* _Requirements_
Copy the lines word for word, from the first one through the line that contains "Text: 2: 2 [492,103,496,107]", inclusive.

[Records of labeled boxes]
_ _ _ _ _ _ _

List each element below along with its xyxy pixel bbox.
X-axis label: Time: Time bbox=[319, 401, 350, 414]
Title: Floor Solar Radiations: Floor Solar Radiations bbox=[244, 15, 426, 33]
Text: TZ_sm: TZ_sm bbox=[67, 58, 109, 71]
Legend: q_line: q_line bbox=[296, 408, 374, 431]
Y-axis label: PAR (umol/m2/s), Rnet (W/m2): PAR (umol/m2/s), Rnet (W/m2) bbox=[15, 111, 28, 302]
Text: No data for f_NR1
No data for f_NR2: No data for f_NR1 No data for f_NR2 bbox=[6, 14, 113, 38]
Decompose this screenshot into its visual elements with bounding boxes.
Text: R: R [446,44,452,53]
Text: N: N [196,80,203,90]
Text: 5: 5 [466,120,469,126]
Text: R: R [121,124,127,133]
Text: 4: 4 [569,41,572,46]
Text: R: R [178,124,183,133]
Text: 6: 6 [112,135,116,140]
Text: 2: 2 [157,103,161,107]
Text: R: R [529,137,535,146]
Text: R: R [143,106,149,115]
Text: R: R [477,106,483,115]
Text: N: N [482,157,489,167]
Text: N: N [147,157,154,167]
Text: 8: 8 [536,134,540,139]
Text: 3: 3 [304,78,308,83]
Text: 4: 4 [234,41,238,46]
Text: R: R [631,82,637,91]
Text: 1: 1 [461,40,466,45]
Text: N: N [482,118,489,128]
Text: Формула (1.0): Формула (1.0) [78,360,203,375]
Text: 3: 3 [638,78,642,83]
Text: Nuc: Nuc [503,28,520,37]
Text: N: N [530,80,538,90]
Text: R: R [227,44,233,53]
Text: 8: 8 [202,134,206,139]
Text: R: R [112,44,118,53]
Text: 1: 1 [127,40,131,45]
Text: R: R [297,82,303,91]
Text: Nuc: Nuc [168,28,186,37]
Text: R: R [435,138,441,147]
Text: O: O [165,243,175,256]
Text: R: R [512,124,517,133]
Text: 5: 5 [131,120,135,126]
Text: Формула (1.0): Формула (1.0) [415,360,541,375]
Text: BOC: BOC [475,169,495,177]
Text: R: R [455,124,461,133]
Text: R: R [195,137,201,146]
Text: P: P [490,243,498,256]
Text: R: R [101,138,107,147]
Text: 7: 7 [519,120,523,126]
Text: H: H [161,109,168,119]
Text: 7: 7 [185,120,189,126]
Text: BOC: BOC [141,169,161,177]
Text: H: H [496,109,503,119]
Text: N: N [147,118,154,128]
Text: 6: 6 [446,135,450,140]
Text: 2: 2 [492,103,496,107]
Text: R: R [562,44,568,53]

_ _ _ _ _ _ _

* _Result for this exercise_
List each element below along with its xyxy pixel bbox.
X-axis label: Time: Time bbox=[319, 401, 350, 414]
Title: Floor Solar Radiations: Floor Solar Radiations bbox=[244, 15, 426, 33]
Text: TZ_sm: TZ_sm bbox=[67, 58, 109, 71]
Legend: q_line: q_line bbox=[296, 408, 374, 431]
Y-axis label: PAR (umol/m2/s), Rnet (W/m2): PAR (umol/m2/s), Rnet (W/m2) bbox=[15, 111, 28, 302]
Text: No data for f_NR1
No data for f_NR2: No data for f_NR1 No data for f_NR2 bbox=[6, 14, 113, 38]
Decompose this screenshot into its visual elements with bounding boxes.
Text: R: R [446,44,452,53]
Text: N: N [196,80,203,90]
Text: 5: 5 [466,120,469,126]
Text: R: R [121,124,127,133]
Text: 4: 4 [569,41,572,46]
Text: R: R [178,124,183,133]
Text: 6: 6 [112,135,116,140]
Text: 2: 2 [157,103,161,107]
Text: R: R [529,137,535,146]
Text: R: R [143,106,149,115]
Text: R: R [477,106,483,115]
Text: N: N [482,157,489,167]
Text: N: N [147,157,154,167]
Text: 8: 8 [536,134,540,139]
Text: 3: 3 [304,78,308,83]
Text: 4: 4 [234,41,238,46]
Text: R: R [631,82,637,91]
Text: 1: 1 [461,40,466,45]
Text: N: N [482,118,489,128]
Text: Формула (1.0): Формула (1.0) [78,360,203,375]
Text: 3: 3 [638,78,642,83]
Text: Nuc: Nuc [503,28,520,37]
Text: N: N [530,80,538,90]
Text: R: R [227,44,233,53]
Text: 8: 8 [202,134,206,139]
Text: R: R [112,44,118,53]
Text: 1: 1 [127,40,131,45]
Text: R: R [297,82,303,91]
Text: Nuc: Nuc [168,28,186,37]
Text: R: R [435,138,441,147]
Text: O: O [165,243,175,256]
Text: R: R [512,124,517,133]
Text: 5: 5 [131,120,135,126]
Text: Формула (1.0): Формула (1.0) [415,360,541,375]
Text: BOC: BOC [475,169,495,177]
Text: R: R [455,124,461,133]
Text: R: R [195,137,201,146]
Text: P: P [490,243,498,256]
Text: R: R [101,138,107,147]
Text: 7: 7 [519,120,523,126]
Text: H: H [161,109,168,119]
Text: 7: 7 [185,120,189,126]
Text: BOC: BOC [141,169,161,177]
Text: H: H [496,109,503,119]
Text: N: N [147,118,154,128]
Text: 6: 6 [446,135,450,140]
Text: 2: 2 [492,103,496,107]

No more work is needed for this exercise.